**WHAT YOU ARE ASKED TO DO**
Would you transcribe all of the data exactly, down to the last character?
--- Start STORED DATA ---
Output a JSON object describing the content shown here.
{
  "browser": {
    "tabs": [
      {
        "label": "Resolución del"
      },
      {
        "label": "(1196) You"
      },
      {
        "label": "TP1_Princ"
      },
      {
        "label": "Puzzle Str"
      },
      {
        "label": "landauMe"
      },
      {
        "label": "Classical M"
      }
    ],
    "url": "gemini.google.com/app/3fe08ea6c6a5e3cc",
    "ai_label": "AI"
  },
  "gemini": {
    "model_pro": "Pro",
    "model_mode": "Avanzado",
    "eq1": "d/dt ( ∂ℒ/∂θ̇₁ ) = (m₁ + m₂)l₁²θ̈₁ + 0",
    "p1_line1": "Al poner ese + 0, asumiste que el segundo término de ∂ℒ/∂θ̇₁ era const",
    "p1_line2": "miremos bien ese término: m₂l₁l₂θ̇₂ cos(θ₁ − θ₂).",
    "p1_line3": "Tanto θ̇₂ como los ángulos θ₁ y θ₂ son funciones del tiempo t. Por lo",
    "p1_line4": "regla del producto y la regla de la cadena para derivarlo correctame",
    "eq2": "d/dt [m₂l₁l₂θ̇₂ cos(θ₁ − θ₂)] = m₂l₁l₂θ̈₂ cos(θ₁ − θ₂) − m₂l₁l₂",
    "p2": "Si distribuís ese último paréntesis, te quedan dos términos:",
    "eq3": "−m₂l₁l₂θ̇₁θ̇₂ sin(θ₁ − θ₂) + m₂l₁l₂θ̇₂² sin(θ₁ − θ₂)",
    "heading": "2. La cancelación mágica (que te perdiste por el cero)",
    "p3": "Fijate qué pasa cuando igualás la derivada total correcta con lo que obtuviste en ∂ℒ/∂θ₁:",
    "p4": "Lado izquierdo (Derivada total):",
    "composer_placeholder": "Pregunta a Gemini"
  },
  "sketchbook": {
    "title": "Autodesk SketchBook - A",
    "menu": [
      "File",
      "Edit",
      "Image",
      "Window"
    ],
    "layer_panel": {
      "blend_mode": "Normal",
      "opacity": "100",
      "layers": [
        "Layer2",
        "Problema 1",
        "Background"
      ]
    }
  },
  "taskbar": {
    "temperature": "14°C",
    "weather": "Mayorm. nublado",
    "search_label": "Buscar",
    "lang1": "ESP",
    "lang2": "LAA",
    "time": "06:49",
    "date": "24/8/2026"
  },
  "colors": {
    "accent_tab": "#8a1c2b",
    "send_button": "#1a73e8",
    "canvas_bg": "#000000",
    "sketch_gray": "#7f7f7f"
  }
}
--- End STORED DATA ---
**SOLUTION TO THE PROBLEM**
Output a JSON object describing the content shown here.
{
  "browser": {
    "tabs": [
      {
        "label": "Resolución del"
      },
      {
        "label": "(1196) You"
      },
      {
        "label": "TP1_Princ"
      },
      {
        "label": "Puzzle Str"
      },
      {
        "label": "landauMe"
      },
      {
        "label": "Classical M"
      }
    ],
    "url": "gemini.google.com/app/3fe08ea6c6a5e3cc",
    "ai_label": "AI"
  },
  "gemini": {
    "model_pro": "Pro",
    "model_mode": "Avanzado",
    "eq1": "d/dt ( ∂ℒ/∂θ̇₁ ) = (m₁ + m₂)l₁²θ̈₁ + 0",
    "p1_line1": "Al poner ese + 0, asumiste que el segundo término de ∂ℒ/∂θ̇₁ era const",
    "p1_line2": "miremos bien ese término: m₂l₁l₂θ̇₂ cos(θ₁ − θ₂).",
    "p1_line3": "Tanto θ̇₂ como los ángulos θ₁ y θ₂ son funciones del tiempo t. Por lo",
    "p1_line4": "regla del producto y la regla de la cadena para derivarlo correctame",
    "eq2": "d/dt [m₂l₁l₂θ̇₂ cos(θ₁ − θ₂)] = m₂l₁l₂θ̈₂ cos(θ₁ − θ₂) − m₂l₁l₂",
    "p2": "Si distribuís ese último paréntesis, te quedan dos términos:",
    "eq3": "−m₂l₁l₂θ̇₁θ̇₂ sin(θ₁ − θ₂) + m₂l₁l₂θ̇₂² sin(θ₁ − θ₂)",
    "heading": "2. La cancelación mágica (que te perdiste por el cero)",
    "p3": "Fijate qué pasa cuando igualás la derivada total correcta con lo que obtuviste en ∂ℒ/∂θ₁:",
    "p4": "Lado izquierdo (Derivada total):",
    "composer_placeholder": "Pregunta a Gemini"
  },
  "sketchbook": {
    "title": "Autodesk SketchBook - A",
    "menu": [
      "File",
      "Edit",
      "Image",
      "Window"
    ],
    "layer_panel": {
      "blend_mode": "Normal",
      "opacity": "100",
      "layers": [
        "Layer2",
        "Problema 1",
        "Background"
      ]
    }
  },
  "taskbar": {
    "temperature": "14°C",
    "weather": "Mayorm. nublado",
    "search_label": "Buscar",
    "lang1": "ESP",
    "lang2": "LAA",
    "time": "06:49",
    "date": "24/8/2026"
  },
  "colors": {
    "accent_tab": "#8a1c2b",
    "send_button": "#1a73e8",
    "canvas_bg": "#000000",
    "sketch_gray": "#7f7f7f"
  }
}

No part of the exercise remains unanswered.